Goal:
Give the number of lines in this listing that contain "Havre", with no other words.

## begin

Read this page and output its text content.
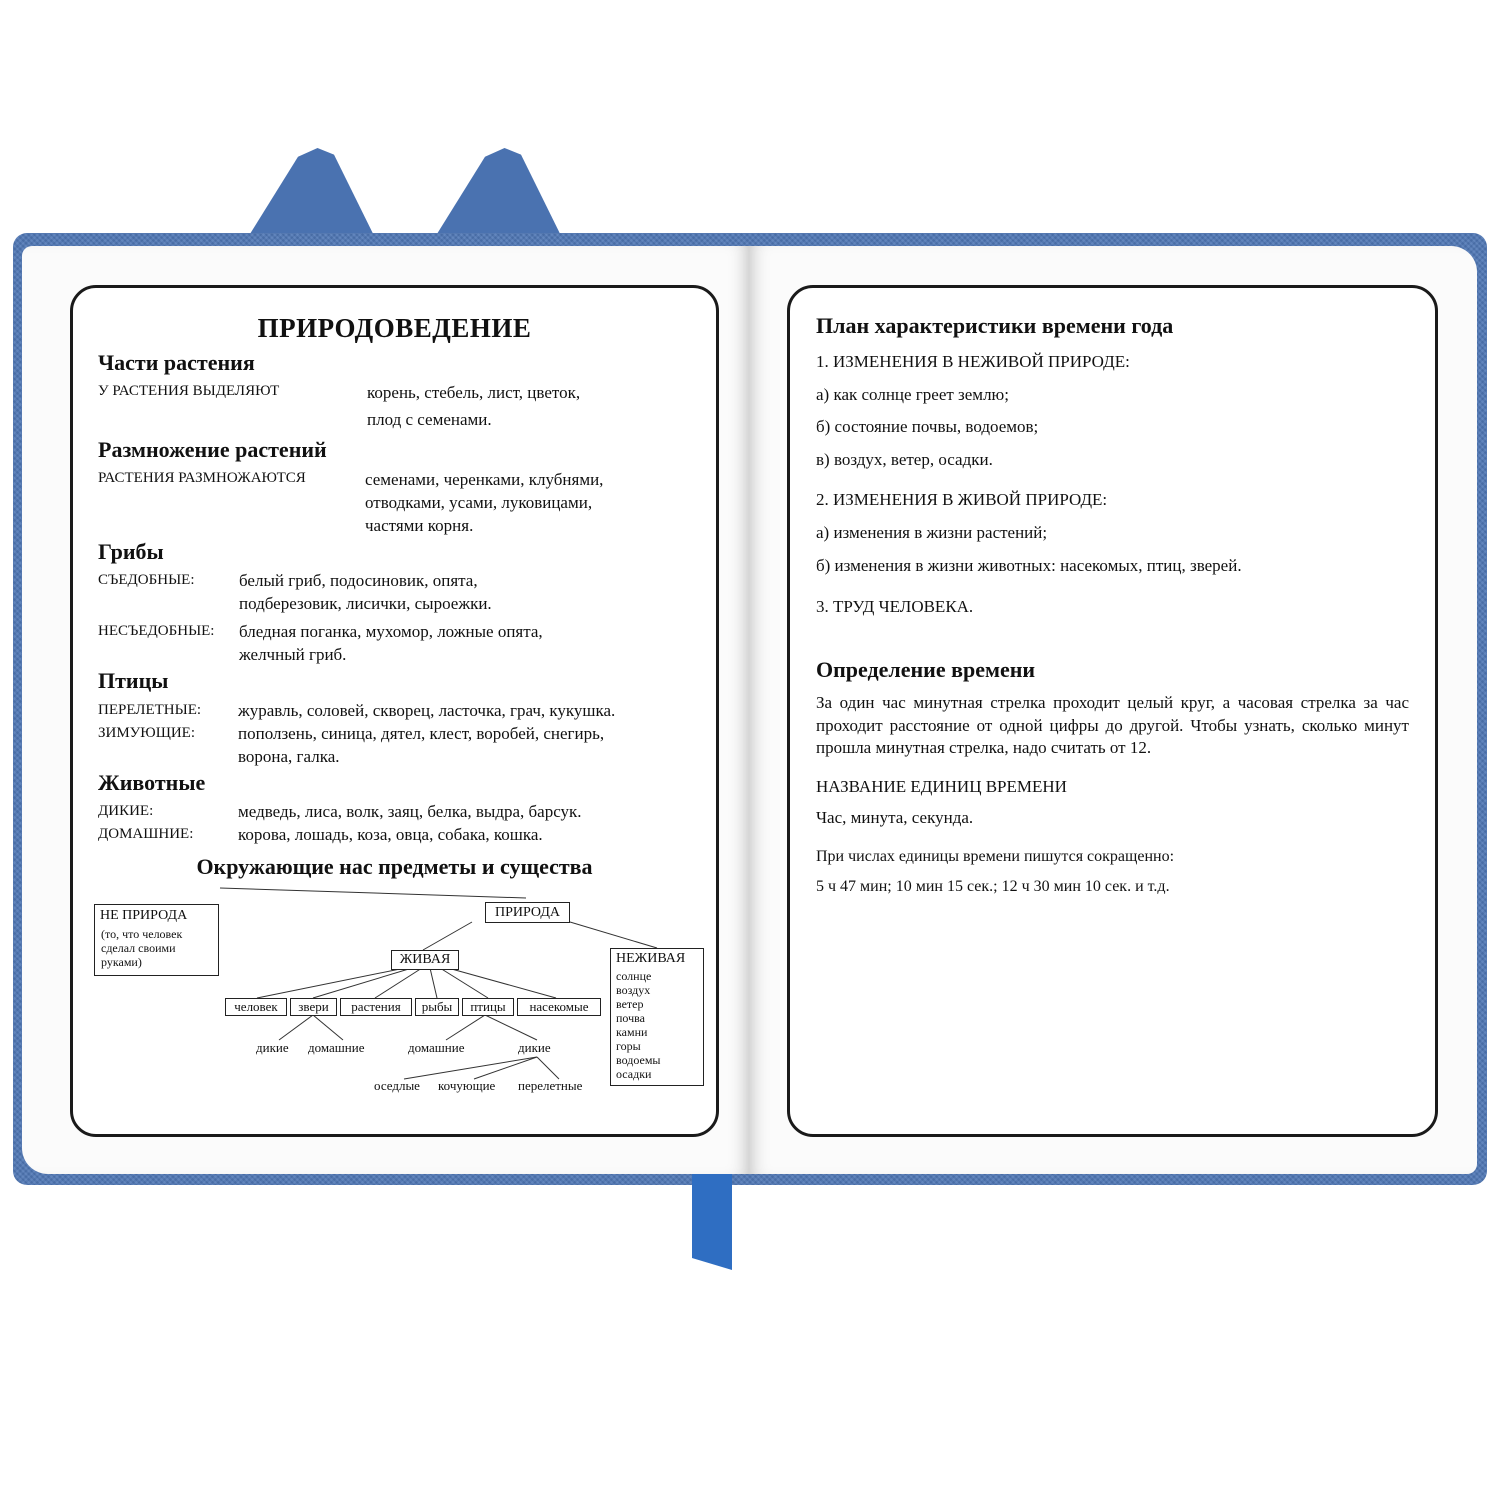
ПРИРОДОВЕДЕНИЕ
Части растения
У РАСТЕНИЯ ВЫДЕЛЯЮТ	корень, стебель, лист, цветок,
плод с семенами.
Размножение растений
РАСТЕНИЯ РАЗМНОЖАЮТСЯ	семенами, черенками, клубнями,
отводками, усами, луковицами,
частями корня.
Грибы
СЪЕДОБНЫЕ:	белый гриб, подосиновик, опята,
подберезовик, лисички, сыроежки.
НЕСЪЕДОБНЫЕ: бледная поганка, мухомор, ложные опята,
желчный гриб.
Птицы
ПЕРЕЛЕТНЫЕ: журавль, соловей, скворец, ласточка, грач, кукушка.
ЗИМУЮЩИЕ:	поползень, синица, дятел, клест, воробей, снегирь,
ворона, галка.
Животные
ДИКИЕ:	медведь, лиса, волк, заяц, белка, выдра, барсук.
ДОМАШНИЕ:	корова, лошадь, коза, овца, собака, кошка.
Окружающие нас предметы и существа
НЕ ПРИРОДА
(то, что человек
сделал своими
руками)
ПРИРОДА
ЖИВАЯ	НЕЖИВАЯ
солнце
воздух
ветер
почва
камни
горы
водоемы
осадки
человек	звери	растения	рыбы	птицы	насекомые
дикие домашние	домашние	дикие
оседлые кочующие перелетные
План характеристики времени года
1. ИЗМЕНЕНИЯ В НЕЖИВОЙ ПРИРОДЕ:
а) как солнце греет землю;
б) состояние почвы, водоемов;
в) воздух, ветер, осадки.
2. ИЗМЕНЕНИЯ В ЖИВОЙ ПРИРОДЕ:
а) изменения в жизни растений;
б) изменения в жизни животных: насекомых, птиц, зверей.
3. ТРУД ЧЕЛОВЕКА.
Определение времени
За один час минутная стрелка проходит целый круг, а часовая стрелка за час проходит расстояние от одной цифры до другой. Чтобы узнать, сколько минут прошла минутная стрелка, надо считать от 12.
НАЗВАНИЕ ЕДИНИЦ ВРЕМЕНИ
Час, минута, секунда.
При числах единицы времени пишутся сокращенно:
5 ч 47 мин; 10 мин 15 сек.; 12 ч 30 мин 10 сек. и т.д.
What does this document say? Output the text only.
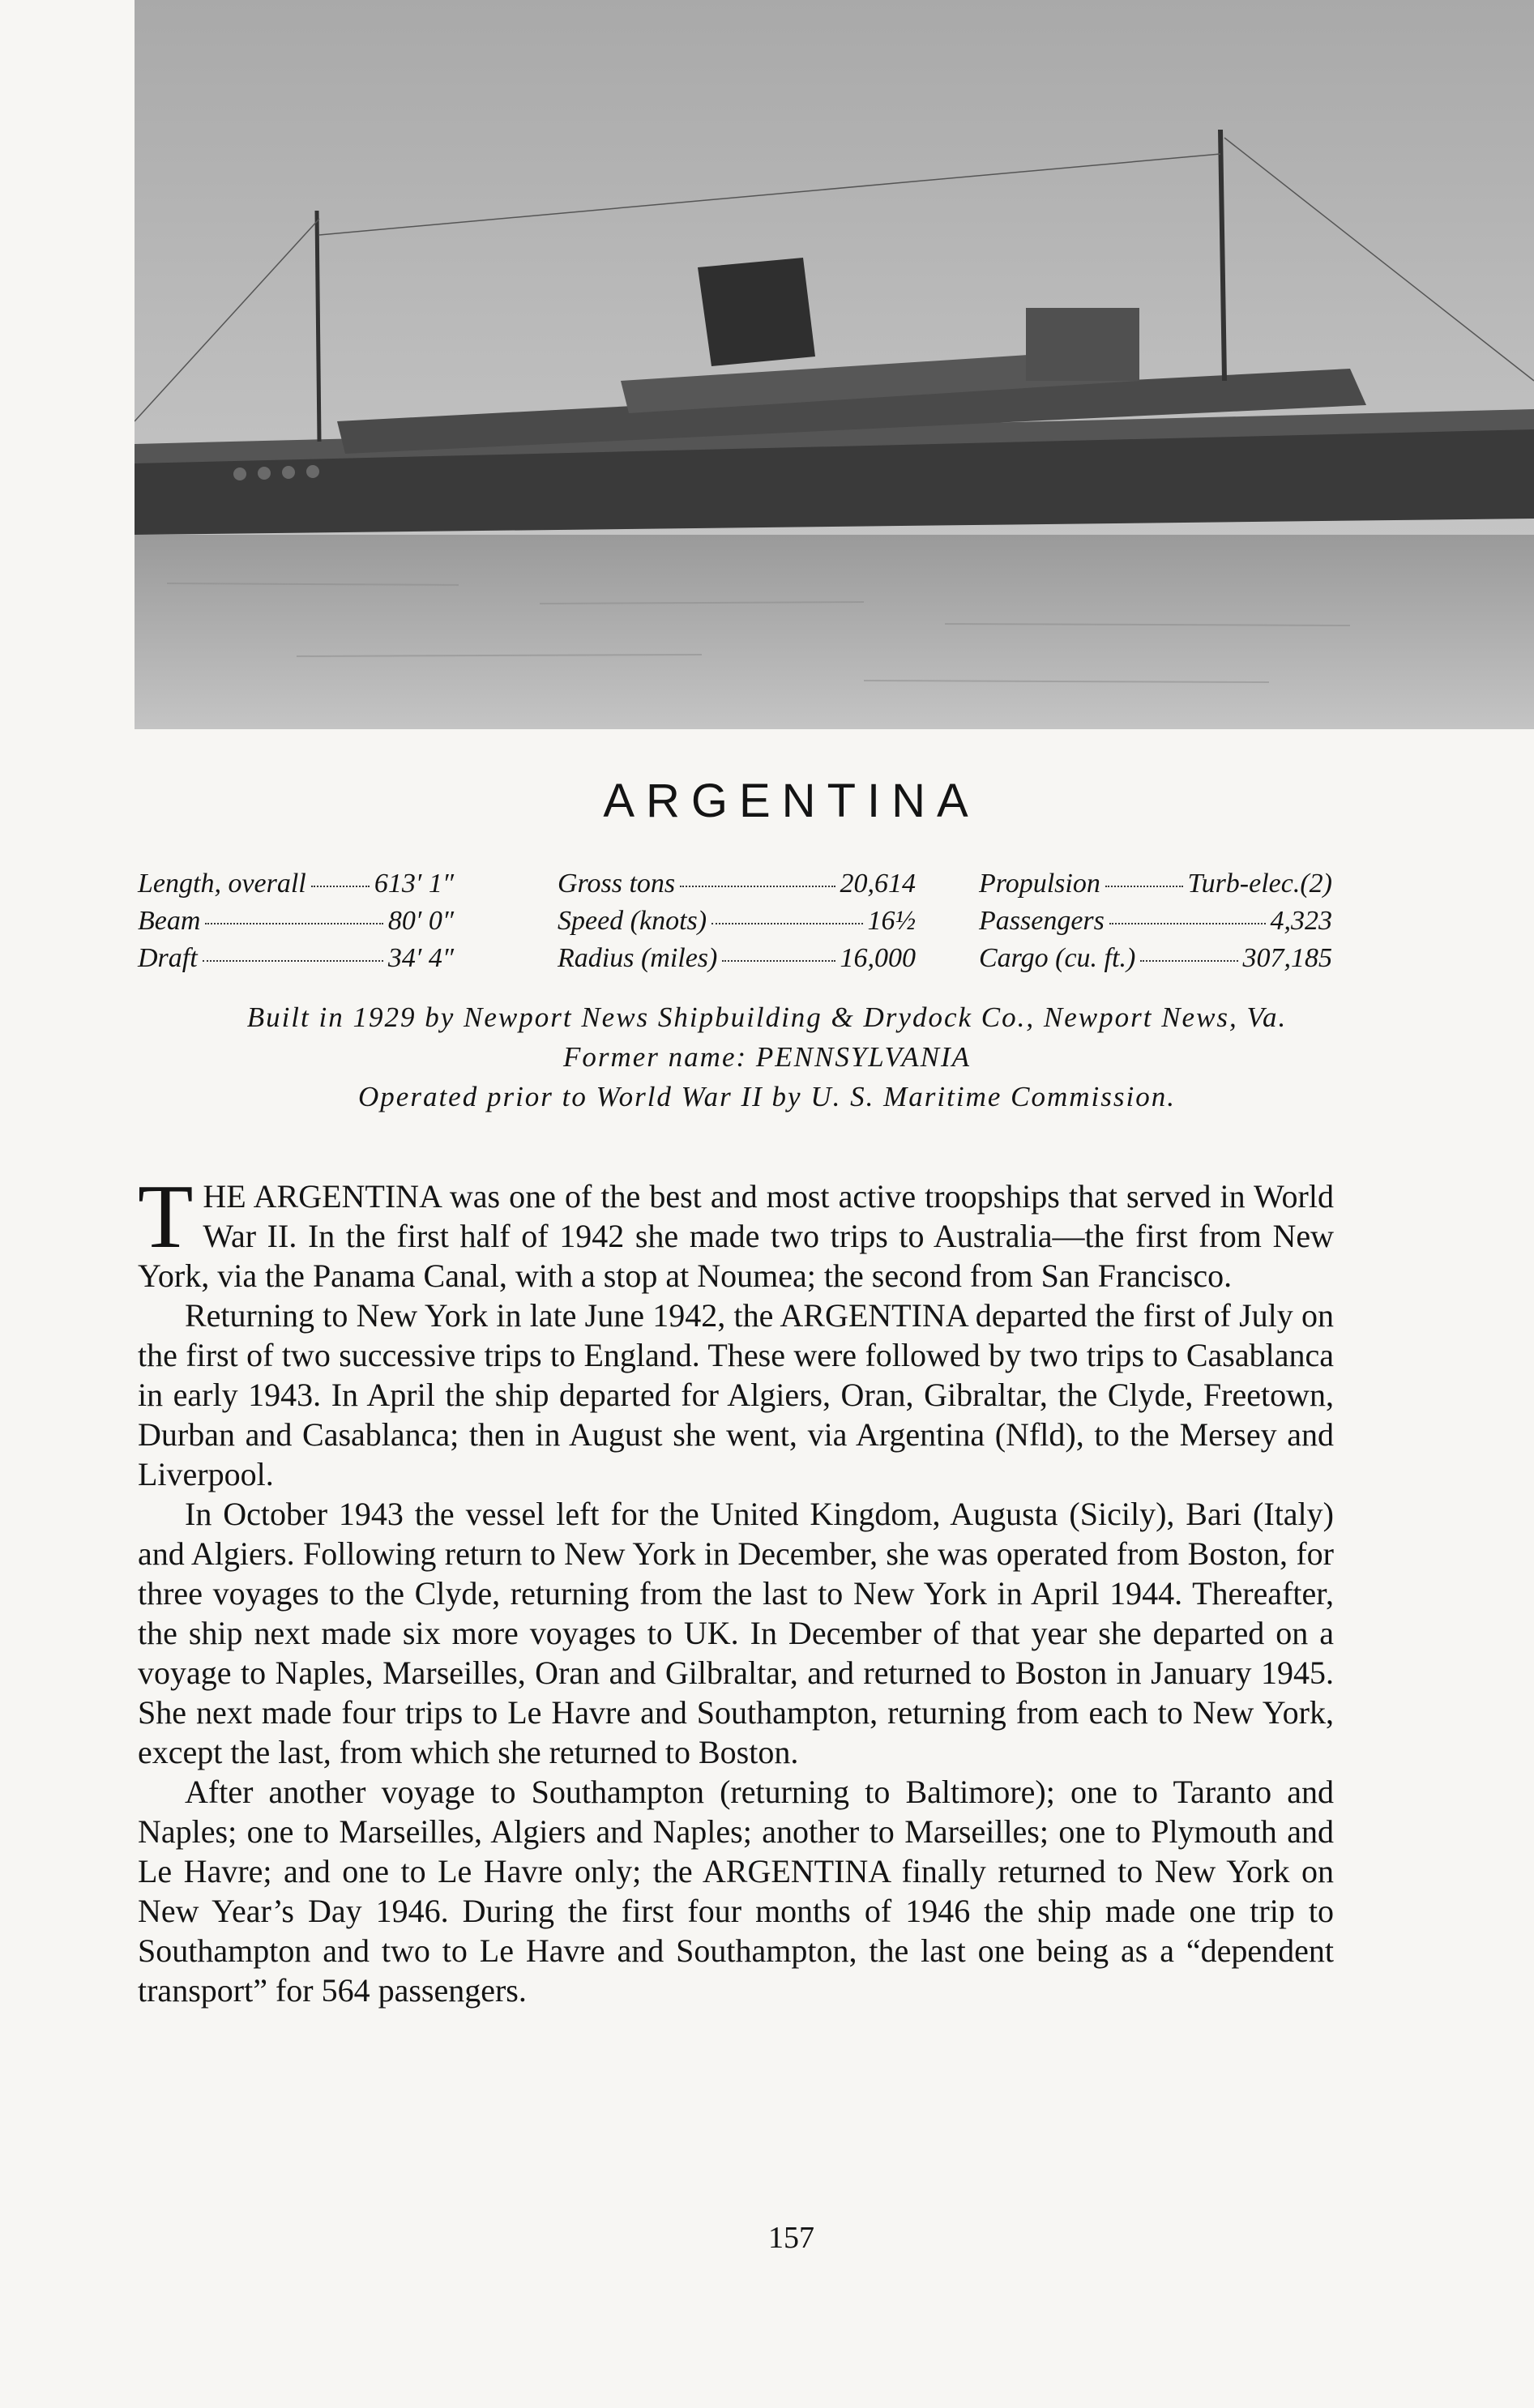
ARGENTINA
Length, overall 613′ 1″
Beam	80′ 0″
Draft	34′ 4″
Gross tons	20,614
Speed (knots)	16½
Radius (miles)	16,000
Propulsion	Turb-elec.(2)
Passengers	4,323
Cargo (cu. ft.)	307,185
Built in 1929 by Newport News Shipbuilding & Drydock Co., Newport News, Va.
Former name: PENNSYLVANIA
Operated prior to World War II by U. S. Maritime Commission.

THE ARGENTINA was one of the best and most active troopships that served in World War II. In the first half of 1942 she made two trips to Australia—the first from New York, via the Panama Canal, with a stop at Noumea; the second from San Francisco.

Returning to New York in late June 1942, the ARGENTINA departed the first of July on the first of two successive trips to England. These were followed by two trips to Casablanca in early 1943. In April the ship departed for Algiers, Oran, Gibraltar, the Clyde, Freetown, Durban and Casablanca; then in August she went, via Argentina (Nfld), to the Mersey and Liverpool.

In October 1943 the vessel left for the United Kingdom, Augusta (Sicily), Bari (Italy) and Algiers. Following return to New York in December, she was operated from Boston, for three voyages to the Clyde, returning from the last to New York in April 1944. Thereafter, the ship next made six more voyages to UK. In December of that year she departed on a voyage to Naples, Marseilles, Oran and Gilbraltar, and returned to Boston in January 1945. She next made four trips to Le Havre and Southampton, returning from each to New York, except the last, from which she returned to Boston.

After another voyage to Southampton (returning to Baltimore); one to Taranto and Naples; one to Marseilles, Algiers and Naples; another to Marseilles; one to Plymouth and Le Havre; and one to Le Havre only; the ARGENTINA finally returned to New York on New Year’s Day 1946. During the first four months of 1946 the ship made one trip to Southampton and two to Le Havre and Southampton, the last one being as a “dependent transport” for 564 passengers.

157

## end

The reply:
2